#### WHAT YOU HAVE TO DO
If a line in the data below contains the word "bounding", copy it out.
#### AVAILABLE DATA ####
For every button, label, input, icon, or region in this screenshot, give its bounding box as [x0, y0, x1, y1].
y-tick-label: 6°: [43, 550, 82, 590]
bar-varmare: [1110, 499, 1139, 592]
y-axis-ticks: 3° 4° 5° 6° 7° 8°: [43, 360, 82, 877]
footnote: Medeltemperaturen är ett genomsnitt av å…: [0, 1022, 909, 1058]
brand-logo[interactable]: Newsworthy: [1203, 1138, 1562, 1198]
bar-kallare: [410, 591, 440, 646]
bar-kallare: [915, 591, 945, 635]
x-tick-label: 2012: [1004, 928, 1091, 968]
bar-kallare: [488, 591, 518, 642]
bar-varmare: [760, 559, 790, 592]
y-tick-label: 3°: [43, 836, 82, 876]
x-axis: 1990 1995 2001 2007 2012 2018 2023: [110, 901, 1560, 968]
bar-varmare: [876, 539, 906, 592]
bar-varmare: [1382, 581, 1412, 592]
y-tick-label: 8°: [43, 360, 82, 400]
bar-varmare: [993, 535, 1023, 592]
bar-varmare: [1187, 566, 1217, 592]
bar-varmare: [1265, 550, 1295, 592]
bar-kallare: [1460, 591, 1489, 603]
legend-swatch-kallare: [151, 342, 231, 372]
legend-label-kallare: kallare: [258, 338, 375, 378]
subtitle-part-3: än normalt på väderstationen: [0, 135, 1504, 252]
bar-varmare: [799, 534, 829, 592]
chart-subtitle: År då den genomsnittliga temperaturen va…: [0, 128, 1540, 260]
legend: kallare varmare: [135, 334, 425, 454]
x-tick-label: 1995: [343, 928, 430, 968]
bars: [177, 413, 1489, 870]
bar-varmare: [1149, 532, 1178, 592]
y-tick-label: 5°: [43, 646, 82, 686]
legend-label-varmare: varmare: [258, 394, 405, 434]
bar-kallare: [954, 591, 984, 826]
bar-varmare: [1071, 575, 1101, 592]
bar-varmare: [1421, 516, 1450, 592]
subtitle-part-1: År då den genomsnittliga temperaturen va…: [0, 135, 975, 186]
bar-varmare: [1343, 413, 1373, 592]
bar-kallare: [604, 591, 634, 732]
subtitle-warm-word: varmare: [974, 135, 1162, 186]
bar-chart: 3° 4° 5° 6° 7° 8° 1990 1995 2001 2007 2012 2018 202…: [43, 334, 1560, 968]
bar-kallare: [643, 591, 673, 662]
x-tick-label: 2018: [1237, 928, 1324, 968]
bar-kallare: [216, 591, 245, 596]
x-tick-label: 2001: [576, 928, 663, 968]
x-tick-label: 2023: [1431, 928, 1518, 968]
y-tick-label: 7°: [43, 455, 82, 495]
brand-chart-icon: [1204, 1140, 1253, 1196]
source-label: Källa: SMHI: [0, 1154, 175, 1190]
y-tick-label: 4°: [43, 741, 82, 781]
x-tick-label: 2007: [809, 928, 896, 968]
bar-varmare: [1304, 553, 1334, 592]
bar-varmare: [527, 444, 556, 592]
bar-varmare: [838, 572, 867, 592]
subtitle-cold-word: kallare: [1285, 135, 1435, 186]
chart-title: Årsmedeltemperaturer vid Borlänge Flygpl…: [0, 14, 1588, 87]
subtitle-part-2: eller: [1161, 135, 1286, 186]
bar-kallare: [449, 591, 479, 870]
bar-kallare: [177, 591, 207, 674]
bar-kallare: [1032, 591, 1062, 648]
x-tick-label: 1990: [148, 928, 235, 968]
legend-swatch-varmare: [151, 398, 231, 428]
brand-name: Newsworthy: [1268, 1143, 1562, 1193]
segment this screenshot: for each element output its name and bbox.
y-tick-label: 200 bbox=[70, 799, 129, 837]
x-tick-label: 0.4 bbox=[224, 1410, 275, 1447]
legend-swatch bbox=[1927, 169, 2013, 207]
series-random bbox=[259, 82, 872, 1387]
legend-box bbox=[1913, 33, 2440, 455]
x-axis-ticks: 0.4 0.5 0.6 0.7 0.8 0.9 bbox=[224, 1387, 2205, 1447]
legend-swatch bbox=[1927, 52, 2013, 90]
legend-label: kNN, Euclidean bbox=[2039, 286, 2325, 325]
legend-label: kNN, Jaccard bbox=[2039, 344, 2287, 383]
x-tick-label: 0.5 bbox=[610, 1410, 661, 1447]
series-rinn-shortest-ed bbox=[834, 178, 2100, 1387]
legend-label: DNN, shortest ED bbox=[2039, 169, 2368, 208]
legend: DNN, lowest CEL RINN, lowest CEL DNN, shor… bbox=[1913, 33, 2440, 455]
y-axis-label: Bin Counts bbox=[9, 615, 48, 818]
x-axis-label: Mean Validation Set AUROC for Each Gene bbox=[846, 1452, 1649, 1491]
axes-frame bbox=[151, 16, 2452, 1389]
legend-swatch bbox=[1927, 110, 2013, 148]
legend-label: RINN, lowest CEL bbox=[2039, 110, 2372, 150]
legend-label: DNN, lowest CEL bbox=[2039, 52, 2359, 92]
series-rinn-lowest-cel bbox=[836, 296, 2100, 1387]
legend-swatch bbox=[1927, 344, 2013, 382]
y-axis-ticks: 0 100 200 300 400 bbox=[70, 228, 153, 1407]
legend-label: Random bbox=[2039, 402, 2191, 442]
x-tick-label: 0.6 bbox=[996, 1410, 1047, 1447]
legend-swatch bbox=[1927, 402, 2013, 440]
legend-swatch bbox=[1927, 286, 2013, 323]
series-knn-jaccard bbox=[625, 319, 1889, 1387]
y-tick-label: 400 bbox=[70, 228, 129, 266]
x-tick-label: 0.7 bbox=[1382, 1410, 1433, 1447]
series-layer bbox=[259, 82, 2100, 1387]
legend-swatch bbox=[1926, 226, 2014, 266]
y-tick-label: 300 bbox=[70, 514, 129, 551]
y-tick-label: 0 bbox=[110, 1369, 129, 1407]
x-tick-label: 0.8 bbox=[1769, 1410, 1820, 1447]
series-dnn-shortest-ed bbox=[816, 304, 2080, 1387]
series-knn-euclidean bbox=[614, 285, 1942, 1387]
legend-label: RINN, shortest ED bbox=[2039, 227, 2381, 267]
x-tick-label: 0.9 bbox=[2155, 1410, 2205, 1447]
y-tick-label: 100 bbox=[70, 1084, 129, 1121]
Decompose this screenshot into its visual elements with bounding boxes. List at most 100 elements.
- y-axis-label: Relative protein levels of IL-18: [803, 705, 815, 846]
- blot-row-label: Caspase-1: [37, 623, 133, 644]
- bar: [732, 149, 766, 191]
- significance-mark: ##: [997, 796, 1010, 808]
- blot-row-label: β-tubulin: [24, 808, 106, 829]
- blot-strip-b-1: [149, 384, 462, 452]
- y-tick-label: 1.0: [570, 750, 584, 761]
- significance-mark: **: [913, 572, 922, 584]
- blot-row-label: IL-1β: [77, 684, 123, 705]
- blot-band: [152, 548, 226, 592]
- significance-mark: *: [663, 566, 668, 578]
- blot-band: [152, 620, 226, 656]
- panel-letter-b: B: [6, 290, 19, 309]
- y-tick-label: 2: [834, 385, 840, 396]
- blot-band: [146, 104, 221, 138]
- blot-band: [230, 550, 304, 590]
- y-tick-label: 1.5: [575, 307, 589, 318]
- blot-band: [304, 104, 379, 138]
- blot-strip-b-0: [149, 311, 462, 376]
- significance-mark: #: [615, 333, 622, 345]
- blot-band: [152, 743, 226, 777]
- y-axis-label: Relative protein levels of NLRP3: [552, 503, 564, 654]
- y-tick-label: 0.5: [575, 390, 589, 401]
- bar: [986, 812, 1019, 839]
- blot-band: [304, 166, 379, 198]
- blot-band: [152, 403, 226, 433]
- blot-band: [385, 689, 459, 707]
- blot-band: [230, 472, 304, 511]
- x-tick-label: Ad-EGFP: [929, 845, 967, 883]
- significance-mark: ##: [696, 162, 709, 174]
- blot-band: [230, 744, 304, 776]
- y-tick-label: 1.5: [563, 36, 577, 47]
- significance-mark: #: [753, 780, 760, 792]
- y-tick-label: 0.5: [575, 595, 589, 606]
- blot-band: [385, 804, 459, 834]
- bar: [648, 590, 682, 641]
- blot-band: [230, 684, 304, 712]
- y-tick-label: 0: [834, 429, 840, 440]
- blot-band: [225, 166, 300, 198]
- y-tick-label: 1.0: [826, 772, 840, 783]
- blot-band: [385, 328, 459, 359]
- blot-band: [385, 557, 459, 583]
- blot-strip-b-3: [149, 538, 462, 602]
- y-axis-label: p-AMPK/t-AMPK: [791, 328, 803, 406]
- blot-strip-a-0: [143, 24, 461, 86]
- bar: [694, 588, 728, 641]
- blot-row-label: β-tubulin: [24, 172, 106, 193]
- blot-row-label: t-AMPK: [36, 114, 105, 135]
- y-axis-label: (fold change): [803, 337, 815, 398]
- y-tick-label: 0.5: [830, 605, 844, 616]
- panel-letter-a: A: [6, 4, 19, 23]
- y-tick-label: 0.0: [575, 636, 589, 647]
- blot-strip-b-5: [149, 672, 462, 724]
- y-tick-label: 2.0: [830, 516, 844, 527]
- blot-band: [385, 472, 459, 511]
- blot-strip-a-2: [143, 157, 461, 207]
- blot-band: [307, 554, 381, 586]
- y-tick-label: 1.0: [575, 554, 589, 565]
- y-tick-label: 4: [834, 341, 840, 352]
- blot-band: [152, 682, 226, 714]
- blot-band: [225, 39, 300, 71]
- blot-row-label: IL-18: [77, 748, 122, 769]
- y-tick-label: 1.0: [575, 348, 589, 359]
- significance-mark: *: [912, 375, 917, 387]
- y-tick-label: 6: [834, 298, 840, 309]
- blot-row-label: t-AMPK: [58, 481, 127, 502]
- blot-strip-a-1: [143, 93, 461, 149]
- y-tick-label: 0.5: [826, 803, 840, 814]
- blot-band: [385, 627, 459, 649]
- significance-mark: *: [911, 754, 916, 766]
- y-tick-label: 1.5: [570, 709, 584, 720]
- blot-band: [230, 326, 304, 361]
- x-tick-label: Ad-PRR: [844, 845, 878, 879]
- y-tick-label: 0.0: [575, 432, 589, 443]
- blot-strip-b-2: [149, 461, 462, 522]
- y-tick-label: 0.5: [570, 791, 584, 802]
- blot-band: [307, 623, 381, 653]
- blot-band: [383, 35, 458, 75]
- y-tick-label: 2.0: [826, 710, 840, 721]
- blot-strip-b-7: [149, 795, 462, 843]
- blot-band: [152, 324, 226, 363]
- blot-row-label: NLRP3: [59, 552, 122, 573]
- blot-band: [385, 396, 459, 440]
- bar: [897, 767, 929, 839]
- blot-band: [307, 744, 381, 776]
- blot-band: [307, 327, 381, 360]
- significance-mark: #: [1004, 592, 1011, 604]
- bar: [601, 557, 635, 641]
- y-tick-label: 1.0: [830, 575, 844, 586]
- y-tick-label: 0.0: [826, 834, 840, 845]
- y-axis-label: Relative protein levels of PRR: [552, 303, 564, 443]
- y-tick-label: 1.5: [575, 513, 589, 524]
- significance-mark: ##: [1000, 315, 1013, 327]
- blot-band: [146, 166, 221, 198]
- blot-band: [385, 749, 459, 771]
####
#### EXPECTED ANSWER
For every button, label, input, icon, or region in this screenshot, give its bounding box as [x0, y0, x1, y1].
Decompose this screenshot into its visual elements with bounding boxes. List at most 100 elements.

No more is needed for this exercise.